Task goal
Quote the listing below in its entirety.
begin
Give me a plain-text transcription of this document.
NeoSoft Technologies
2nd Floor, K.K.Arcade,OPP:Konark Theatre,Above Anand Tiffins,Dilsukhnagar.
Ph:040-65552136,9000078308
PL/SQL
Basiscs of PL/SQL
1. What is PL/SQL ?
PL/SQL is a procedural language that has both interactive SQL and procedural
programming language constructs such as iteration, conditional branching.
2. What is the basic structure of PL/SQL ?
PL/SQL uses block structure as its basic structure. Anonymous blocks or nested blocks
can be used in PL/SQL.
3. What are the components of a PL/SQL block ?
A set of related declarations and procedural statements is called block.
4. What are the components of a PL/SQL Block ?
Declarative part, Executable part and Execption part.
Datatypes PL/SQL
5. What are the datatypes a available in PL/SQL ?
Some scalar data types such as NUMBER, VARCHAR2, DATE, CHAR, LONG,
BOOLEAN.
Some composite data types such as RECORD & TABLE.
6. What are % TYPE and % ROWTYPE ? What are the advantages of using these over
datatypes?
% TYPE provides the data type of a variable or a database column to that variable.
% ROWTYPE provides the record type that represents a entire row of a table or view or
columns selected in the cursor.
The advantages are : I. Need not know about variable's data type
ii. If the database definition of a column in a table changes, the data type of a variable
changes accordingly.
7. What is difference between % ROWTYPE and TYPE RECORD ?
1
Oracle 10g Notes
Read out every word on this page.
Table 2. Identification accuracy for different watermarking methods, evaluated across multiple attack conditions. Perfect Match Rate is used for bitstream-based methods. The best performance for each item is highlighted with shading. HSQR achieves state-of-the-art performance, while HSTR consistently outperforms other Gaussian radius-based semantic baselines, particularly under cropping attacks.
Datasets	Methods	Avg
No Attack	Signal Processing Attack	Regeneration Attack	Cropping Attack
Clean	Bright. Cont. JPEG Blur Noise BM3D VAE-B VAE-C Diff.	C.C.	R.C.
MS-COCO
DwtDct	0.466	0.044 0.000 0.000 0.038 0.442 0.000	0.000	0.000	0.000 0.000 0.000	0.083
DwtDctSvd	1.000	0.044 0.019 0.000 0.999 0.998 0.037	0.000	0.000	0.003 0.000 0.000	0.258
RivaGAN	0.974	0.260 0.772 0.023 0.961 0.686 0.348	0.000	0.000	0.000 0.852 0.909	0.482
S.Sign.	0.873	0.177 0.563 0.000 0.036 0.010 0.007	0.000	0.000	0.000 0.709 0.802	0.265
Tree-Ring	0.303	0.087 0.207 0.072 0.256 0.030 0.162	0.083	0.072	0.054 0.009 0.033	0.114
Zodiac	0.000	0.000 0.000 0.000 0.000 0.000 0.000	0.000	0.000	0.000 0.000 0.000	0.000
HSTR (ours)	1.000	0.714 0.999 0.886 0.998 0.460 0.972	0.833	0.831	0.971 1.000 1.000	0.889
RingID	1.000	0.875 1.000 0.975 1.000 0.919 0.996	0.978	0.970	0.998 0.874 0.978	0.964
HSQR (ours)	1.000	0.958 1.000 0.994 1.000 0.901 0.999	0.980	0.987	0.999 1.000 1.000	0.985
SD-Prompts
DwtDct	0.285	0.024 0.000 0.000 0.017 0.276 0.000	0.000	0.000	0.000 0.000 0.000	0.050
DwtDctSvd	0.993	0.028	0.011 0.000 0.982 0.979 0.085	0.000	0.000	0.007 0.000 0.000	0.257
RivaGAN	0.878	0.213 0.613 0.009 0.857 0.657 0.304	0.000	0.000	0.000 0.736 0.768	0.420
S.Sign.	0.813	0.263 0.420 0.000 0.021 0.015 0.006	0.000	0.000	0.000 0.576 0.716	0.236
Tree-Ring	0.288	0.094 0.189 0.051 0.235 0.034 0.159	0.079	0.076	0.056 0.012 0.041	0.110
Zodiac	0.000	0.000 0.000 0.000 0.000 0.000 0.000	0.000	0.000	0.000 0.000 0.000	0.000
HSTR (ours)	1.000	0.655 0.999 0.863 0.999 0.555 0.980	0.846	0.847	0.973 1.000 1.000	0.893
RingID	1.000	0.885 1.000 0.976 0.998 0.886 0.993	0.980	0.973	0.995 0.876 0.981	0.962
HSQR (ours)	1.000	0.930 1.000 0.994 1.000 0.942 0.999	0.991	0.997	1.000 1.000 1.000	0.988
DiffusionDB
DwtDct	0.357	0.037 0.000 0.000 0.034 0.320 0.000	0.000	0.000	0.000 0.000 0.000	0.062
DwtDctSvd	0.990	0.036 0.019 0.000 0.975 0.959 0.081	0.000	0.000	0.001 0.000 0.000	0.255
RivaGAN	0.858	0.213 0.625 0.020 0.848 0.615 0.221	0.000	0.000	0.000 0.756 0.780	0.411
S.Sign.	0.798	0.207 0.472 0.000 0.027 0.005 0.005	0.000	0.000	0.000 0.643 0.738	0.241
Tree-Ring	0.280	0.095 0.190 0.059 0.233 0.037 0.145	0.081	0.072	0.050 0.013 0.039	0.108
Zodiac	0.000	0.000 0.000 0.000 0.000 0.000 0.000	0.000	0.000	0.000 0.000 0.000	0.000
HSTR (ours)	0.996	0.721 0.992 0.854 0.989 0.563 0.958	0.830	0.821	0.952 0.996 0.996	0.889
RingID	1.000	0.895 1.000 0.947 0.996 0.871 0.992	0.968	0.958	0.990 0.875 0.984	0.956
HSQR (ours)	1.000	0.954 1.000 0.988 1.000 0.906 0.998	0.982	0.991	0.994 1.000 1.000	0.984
end
The solution
Give me a plain-text transcription of this document.
NeoSoft Technologies
2nd Floor, K.K.Arcade,OPP:Konark Theatre,Above Anand Tiffins,Dilsukhnagar.
Ph:040-65552136,9000078308
PL/SQL
Basiscs of PL/SQL
1. What is PL/SQL ?
PL/SQL is a procedural language that has both interactive SQL and procedural
programming language constructs such as iteration, conditional branching.
2. What is the basic structure of PL/SQL ?
PL/SQL uses block structure as its basic structure. Anonymous blocks or nested blocks
can be used in PL/SQL.
3. What are the components of a PL/SQL block ?
A set of related declarations and procedural statements is called block.
4. What are the components of a PL/SQL Block ?
Declarative part, Executable part and Execption part.
Datatypes PL/SQL
5. What are the datatypes a available in PL/SQL ?
Some scalar data types such as NUMBER, VARCHAR2, DATE, CHAR, LONG,
BOOLEAN.
Some composite data types such as RECORD & TABLE.
6. What are % TYPE and % ROWTYPE ? What are the advantages of using these over
datatypes?
% TYPE provides the data type of a variable or a database column to that variable.
% ROWTYPE provides the record type that represents a entire row of a table or view or
columns selected in the cursor.
The advantages are : I. Need not know about variable's data type
ii. If the database definition of a column in a table changes, the data type of a variable
changes accordingly.
7. What is difference between % ROWTYPE and TYPE RECORD ?
1
Oracle 10g Notes
Read out every word on this page.
Table 2. Identification accuracy for different watermarking methods, evaluated across multiple attack conditions. Perfect Match Rate is used for bitstream-based methods. The best performance for each item is highlighted with shading. HSQR achieves state-of-the-art performance, while HSTR consistently outperforms other Gaussian radius-based semantic baselines, particularly under cropping attacks.
Datasets	Methods	Avg
No Attack	Signal Processing Attack	Regeneration Attack	Cropping Attack
Clean	Bright. Cont. JPEG Blur Noise BM3D VAE-B VAE-C Diff.	C.C.	R.C.
MS-COCO
DwtDct	0.466	0.044 0.000 0.000 0.038 0.442 0.000	0.000	0.000	0.000 0.000 0.000	0.083
DwtDctSvd	1.000	0.044 0.019 0.000 0.999 0.998 0.037	0.000	0.000	0.003 0.000 0.000	0.258
RivaGAN	0.974	0.260 0.772 0.023 0.961 0.686 0.348	0.000	0.000	0.000 0.852 0.909	0.482
S.Sign.	0.873	0.177 0.563 0.000 0.036 0.010 0.007	0.000	0.000	0.000 0.709 0.802	0.265
Tree-Ring	0.303	0.087 0.207 0.072 0.256 0.030 0.162	0.083	0.072	0.054 0.009 0.033	0.114
Zodiac	0.000	0.000 0.000 0.000 0.000 0.000 0.000	0.000	0.000	0.000 0.000 0.000	0.000
HSTR (ours)	1.000	0.714 0.999 0.886 0.998 0.460 0.972	0.833	0.831	0.971 1.000 1.000	0.889
RingID	1.000	0.875 1.000 0.975 1.000 0.919 0.996	0.978	0.970	0.998 0.874 0.978	0.964
HSQR (ours)	1.000	0.958 1.000 0.994 1.000 0.901 0.999	0.980	0.987	0.999 1.000 1.000	0.985
SD-Prompts
DwtDct	0.285	0.024 0.000 0.000 0.017 0.276 0.000	0.000	0.000	0.000 0.000 0.000	0.050
DwtDctSvd	0.993	0.028	0.011 0.000 0.982 0.979 0.085	0.000	0.000	0.007 0.000 0.000	0.257
RivaGAN	0.878	0.213 0.613 0.009 0.857 0.657 0.304	0.000	0.000	0.000 0.736 0.768	0.420
S.Sign.	0.813	0.263 0.420 0.000 0.021 0.015 0.006	0.000	0.000	0.000 0.576 0.716	0.236
Tree-Ring	0.288	0.094 0.189 0.051 0.235 0.034 0.159	0.079	0.076	0.056 0.012 0.041	0.110
Zodiac	0.000	0.000 0.000 0.000 0.000 0.000 0.000	0.000	0.000	0.000 0.000 0.000	0.000
HSTR (ours)	1.000	0.655 0.999 0.863 0.999 0.555 0.980	0.846	0.847	0.973 1.000 1.000	0.893
RingID	1.000	0.885 1.000 0.976 0.998 0.886 0.993	0.980	0.973	0.995 0.876 0.981	0.962
HSQR (ours)	1.000	0.930 1.000 0.994 1.000 0.942 0.999	0.991	0.997	1.000 1.000 1.000	0.988
DiffusionDB
DwtDct	0.357	0.037 0.000 0.000 0.034 0.320 0.000	0.000	0.000	0.000 0.000 0.000	0.062
DwtDctSvd	0.990	0.036 0.019 0.000 0.975 0.959 0.081	0.000	0.000	0.001 0.000 0.000	0.255
RivaGAN	0.858	0.213 0.625 0.020 0.848 0.615 0.221	0.000	0.000	0.000 0.756 0.780	0.411
S.Sign.	0.798	0.207 0.472 0.000 0.027 0.005 0.005	0.000	0.000	0.000 0.643 0.738	0.241
Tree-Ring	0.280	0.095 0.190 0.059 0.233 0.037 0.145	0.081	0.072	0.050 0.013 0.039	0.108
Zodiac	0.000	0.000 0.000 0.000 0.000 0.000 0.000	0.000	0.000	0.000 0.000 0.000	0.000
HSTR (ours)	0.996	0.721 0.992 0.854 0.989 0.563 0.958	0.830	0.821	0.952 0.996 0.996	0.889
RingID	1.000	0.895 1.000 0.947 0.996 0.871 0.992	0.968	0.958	0.990 0.875 0.984	0.956
HSQR (ours)	1.000	0.954 1.000 0.988 1.000 0.906 0.998	0.982	0.991	0.994 1.000 1.000	0.984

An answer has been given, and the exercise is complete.